• WORK REQUIRED
From the entries below, say how many lines carry the word "Windows", and give nothing but the number.

* * * * *

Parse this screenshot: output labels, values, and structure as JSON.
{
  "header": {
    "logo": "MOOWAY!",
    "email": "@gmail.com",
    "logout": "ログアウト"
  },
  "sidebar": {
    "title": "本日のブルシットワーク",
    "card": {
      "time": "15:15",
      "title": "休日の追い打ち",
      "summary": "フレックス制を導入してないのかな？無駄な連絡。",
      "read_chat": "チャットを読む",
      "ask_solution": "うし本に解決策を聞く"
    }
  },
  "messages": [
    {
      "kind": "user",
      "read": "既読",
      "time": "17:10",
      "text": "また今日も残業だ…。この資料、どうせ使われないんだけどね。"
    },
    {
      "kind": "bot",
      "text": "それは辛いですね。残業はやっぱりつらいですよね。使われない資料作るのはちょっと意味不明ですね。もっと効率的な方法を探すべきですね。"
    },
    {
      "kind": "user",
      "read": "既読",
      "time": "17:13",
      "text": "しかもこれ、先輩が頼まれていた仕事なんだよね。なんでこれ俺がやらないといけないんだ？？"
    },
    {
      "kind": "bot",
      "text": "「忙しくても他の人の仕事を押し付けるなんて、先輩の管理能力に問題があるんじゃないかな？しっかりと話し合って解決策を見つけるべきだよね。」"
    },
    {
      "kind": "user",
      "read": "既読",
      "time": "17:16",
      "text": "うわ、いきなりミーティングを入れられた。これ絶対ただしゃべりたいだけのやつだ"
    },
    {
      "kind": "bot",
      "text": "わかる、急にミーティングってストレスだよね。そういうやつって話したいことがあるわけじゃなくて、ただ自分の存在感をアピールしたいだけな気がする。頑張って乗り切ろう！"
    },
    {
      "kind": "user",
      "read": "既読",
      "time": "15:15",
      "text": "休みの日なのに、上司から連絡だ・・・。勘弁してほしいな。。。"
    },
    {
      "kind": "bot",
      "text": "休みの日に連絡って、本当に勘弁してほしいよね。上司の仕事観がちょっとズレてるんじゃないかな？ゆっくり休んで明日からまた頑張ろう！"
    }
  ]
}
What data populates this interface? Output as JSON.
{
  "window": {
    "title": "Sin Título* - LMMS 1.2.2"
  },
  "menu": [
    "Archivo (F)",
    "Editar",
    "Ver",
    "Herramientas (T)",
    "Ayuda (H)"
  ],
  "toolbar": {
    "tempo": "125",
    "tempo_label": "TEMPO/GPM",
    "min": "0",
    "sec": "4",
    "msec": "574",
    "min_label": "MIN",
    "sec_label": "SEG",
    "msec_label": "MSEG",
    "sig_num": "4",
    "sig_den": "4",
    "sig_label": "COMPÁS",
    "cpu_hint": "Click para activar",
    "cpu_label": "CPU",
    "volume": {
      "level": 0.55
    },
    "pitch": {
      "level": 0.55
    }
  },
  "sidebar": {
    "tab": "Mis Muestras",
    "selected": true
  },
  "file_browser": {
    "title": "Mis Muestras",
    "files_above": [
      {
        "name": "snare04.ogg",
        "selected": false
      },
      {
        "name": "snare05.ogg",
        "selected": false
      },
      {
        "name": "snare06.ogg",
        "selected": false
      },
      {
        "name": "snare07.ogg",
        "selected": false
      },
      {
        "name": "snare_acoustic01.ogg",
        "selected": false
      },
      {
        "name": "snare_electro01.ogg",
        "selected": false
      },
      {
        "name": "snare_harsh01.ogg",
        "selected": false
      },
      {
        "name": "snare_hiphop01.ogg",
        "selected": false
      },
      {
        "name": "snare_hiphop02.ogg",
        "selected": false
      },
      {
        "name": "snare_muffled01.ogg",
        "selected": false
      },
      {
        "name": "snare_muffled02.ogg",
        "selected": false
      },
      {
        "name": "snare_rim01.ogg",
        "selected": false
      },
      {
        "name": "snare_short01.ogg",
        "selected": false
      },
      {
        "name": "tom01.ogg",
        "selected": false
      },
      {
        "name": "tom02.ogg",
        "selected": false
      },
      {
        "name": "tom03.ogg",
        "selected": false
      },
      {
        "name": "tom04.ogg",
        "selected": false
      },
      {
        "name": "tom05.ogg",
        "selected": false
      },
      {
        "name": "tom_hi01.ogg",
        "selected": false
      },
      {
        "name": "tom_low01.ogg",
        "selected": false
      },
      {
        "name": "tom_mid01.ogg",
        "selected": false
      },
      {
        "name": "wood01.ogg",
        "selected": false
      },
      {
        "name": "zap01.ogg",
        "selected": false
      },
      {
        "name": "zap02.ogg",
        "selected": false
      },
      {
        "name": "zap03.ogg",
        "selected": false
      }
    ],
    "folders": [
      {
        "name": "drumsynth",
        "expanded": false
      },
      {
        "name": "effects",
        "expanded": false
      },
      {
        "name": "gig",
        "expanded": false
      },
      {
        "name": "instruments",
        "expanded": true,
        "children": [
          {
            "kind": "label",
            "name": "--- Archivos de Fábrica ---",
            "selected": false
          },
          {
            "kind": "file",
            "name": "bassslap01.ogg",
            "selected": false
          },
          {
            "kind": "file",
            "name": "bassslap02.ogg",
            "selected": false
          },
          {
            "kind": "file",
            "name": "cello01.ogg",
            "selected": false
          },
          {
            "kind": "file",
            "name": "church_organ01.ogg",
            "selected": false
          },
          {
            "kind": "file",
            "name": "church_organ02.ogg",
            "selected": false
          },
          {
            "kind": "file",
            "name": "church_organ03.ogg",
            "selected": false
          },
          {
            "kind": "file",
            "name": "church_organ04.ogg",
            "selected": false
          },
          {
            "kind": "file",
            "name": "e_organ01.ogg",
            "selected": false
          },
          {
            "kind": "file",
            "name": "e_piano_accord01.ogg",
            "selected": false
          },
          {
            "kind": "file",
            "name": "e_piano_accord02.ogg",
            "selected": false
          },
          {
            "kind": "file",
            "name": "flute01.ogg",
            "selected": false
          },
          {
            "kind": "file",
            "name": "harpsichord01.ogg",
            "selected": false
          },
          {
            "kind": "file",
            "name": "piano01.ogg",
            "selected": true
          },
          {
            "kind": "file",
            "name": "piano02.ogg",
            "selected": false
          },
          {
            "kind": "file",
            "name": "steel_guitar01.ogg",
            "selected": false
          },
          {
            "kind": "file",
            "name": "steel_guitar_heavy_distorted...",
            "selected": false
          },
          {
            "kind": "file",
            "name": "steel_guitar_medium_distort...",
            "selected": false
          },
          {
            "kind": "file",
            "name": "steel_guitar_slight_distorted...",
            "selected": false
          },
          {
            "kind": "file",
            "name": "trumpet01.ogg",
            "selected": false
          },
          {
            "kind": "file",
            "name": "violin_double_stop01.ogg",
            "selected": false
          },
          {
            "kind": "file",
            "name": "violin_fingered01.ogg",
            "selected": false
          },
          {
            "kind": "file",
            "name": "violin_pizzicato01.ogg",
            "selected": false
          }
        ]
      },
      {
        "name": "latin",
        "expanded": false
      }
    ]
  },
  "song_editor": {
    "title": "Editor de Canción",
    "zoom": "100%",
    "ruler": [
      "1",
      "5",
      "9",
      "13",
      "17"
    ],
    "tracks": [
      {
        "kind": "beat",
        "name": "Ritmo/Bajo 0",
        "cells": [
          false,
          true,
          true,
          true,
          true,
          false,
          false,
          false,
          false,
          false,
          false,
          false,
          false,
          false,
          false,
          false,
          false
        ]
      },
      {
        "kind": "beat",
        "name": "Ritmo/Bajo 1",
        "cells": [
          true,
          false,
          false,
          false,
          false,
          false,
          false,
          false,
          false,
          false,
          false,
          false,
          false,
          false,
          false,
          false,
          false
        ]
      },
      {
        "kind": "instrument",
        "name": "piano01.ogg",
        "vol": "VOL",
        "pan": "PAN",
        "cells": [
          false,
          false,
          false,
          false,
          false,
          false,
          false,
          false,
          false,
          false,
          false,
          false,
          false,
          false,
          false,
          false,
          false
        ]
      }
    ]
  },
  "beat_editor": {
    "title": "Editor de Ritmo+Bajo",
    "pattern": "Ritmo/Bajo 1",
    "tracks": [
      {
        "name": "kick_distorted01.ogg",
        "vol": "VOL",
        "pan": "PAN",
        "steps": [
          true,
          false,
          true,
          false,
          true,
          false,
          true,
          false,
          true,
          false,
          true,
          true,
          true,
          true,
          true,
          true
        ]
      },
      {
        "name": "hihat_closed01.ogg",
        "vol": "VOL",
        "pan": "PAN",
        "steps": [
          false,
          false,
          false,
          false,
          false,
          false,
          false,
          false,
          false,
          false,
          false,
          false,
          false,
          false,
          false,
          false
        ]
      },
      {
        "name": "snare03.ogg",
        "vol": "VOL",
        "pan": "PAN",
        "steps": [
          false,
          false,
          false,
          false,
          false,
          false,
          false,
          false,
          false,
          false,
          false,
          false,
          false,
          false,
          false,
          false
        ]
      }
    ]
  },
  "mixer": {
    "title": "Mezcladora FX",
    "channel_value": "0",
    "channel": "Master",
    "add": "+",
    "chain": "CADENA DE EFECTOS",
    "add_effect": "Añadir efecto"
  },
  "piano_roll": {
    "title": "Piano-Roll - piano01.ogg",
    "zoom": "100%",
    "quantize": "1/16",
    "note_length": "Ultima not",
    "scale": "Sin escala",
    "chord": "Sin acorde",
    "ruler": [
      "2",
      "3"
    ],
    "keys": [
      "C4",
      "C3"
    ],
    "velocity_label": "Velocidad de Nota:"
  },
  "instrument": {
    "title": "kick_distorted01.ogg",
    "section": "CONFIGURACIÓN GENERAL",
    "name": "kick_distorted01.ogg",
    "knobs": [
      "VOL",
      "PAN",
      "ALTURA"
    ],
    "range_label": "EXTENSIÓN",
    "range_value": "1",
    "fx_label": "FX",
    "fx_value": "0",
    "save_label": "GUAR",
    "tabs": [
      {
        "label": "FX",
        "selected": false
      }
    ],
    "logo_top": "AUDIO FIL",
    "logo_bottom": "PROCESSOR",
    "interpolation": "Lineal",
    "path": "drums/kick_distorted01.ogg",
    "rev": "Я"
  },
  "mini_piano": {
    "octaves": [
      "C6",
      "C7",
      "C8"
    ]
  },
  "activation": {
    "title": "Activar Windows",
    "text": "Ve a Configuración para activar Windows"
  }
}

* * * * *

• ANSWER BELOW
2